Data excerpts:
(begin)
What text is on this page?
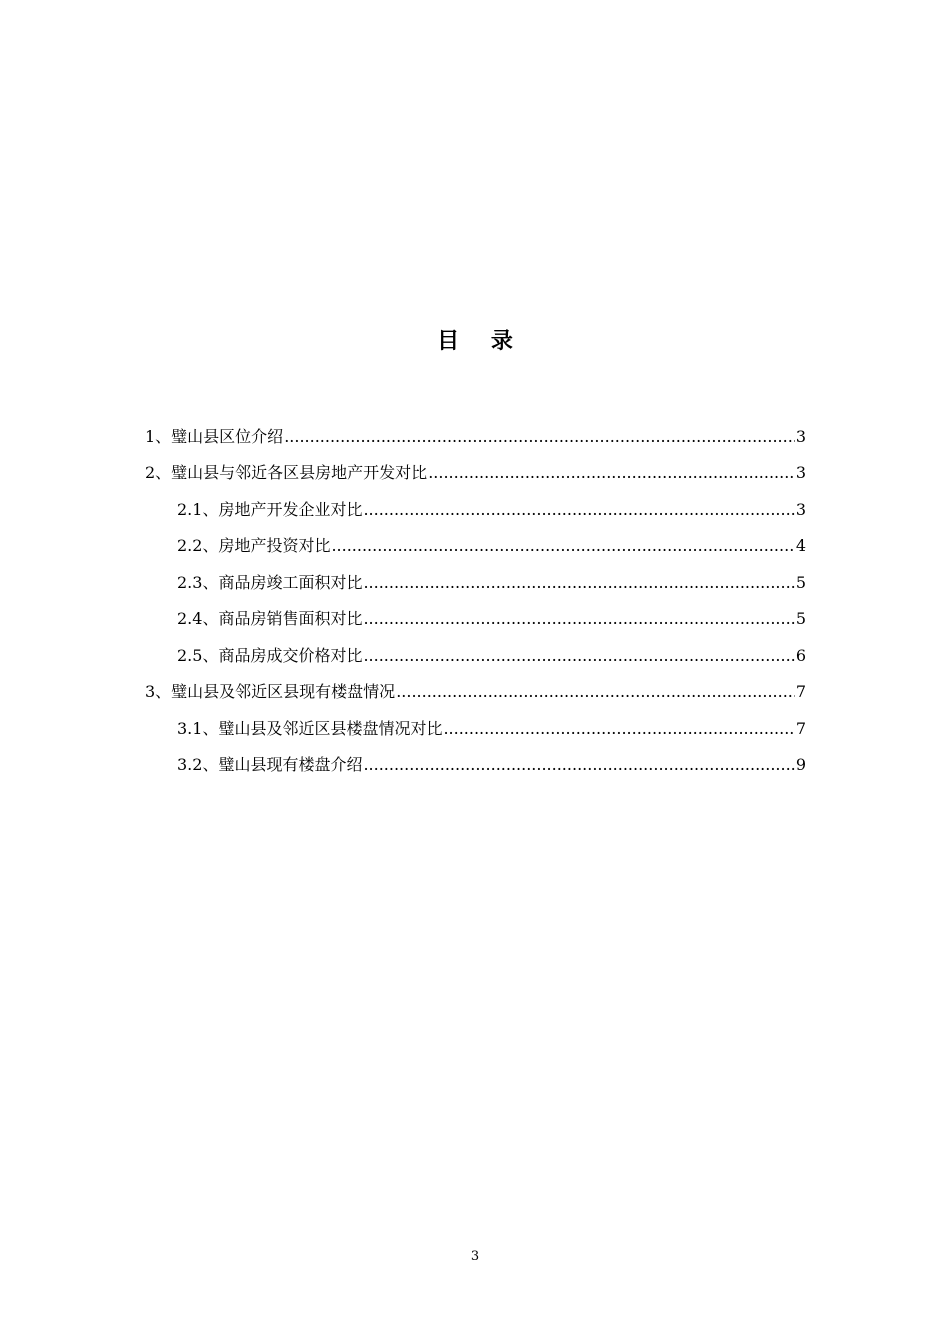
目 录
1、璧山县区位介绍 .....	3
2、璧山县与邻近各区县房地产开发对比 .....	3
2.1、房地产开发企业对比 .....	3
2.2、房地产投资对比 .....	4
2.3、商品房竣工面积对比 .....	5
2.4、商品房销售面积对比 .....	5
2.5、商品房成交价格对比 .....	6
3、璧山县及邻近区县现有楼盘情况 .....	7
3.1、璧山县及邻近区县楼盘情况对比 .....	7
3.2、璧山县现有楼盘介绍 .....	9
3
(end)
DESCRIPTION OF THE TASK: Without the pictures, output the full listing exactly as it stands.

FINAL ANSWER:
What text is on this page?
目 录
1、璧山县区位介绍 .....	3
2、璧山县与邻近各区县房地产开发对比 .....	3
2.1、房地产开发企业对比 .....	3
2.2、房地产投资对比 .....	4
2.3、商品房竣工面积对比 .....	5
2.4、商品房销售面积对比 .....	5
2.5、商品房成交价格对比 .....	6
3、璧山县及邻近区县现有楼盘情况 .....	7
3.1、璧山县及邻近区县楼盘情况对比 .....	7
3.2、璧山县现有楼盘介绍 .....	9
3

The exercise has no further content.